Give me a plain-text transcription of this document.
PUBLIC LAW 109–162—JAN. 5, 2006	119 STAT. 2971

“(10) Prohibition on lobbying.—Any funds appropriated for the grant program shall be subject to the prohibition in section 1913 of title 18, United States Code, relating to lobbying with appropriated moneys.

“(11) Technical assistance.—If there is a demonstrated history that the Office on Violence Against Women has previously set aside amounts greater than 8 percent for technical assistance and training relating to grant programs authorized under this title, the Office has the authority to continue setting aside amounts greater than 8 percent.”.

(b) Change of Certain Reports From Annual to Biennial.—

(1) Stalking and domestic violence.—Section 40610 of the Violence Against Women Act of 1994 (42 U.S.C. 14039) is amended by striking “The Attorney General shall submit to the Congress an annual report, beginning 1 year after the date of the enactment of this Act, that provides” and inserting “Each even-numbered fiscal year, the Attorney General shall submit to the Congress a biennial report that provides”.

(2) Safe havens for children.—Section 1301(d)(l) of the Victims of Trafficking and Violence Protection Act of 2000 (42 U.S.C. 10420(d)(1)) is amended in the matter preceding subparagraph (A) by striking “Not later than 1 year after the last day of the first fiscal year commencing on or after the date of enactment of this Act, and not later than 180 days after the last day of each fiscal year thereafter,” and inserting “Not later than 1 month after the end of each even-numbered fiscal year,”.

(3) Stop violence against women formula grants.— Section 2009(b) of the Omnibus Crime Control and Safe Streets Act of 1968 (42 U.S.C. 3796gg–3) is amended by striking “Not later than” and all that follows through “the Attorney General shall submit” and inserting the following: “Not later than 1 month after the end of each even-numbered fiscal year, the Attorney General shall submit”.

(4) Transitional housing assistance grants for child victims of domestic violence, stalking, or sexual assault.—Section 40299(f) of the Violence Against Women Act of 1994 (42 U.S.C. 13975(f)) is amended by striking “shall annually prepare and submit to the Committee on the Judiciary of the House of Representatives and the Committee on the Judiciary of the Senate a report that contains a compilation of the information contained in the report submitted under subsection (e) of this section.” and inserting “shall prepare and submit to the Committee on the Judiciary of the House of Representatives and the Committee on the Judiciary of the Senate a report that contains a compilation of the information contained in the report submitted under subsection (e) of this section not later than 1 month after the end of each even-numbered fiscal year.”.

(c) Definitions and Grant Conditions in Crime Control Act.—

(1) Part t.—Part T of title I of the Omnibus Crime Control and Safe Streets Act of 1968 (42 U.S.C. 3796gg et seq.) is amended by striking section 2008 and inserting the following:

TASK DESCRIPTION =
Please set down all the data word for word.

IN RESPONSE =
Give me a plain-text transcription of this document.
PUBLIC LAW 109–162—JAN. 5, 2006	119 STAT. 2971

“(10) Prohibition on lobbying.—Any funds appropriated for the grant program shall be subject to the prohibition in section 1913 of title 18, United States Code, relating to lobbying with appropriated moneys.

“(11) Technical assistance.—If there is a demonstrated history that the Office on Violence Against Women has previously set aside amounts greater than 8 percent for technical assistance and training relating to grant programs authorized under this title, the Office has the authority to continue setting aside amounts greater than 8 percent.”.

(b) Change of Certain Reports From Annual to Biennial.—

(1) Stalking and domestic violence.—Section 40610 of the Violence Against Women Act of 1994 (42 U.S.C. 14039) is amended by striking “The Attorney General shall submit to the Congress an annual report, beginning 1 year after the date of the enactment of this Act, that provides” and inserting “Each even-numbered fiscal year, the Attorney General shall submit to the Congress a biennial report that provides”.

(2) Safe havens for children.—Section 1301(d)(l) of the Victims of Trafficking and Violence Protection Act of 2000 (42 U.S.C. 10420(d)(1)) is amended in the matter preceding subparagraph (A) by striking “Not later than 1 year after the last day of the first fiscal year commencing on or after the date of enactment of this Act, and not later than 180 days after the last day of each fiscal year thereafter,” and inserting “Not later than 1 month after the end of each even-numbered fiscal year,”.

(3) Stop violence against women formula grants.— Section 2009(b) of the Omnibus Crime Control and Safe Streets Act of 1968 (42 U.S.C. 3796gg–3) is amended by striking “Not later than” and all that follows through “the Attorney General shall submit” and inserting the following: “Not later than 1 month after the end of each even-numbered fiscal year, the Attorney General shall submit”.

(4) Transitional housing assistance grants for child victims of domestic violence, stalking, or sexual assault.—Section 40299(f) of the Violence Against Women Act of 1994 (42 U.S.C. 13975(f)) is amended by striking “shall annually prepare and submit to the Committee on the Judiciary of the House of Representatives and the Committee on the Judiciary of the Senate a report that contains a compilation of the information contained in the report submitted under subsection (e) of this section.” and inserting “shall prepare and submit to the Committee on the Judiciary of the House of Representatives and the Committee on the Judiciary of the Senate a report that contains a compilation of the information contained in the report submitted under subsection (e) of this section not later than 1 month after the end of each even-numbered fiscal year.”.

(c) Definitions and Grant Conditions in Crime Control Act.—

(1) Part t.—Part T of title I of the Omnibus Crime Control and Safe Streets Act of 1968 (42 U.S.C. 3796gg et seq.) is amended by striking section 2008 and inserting the following:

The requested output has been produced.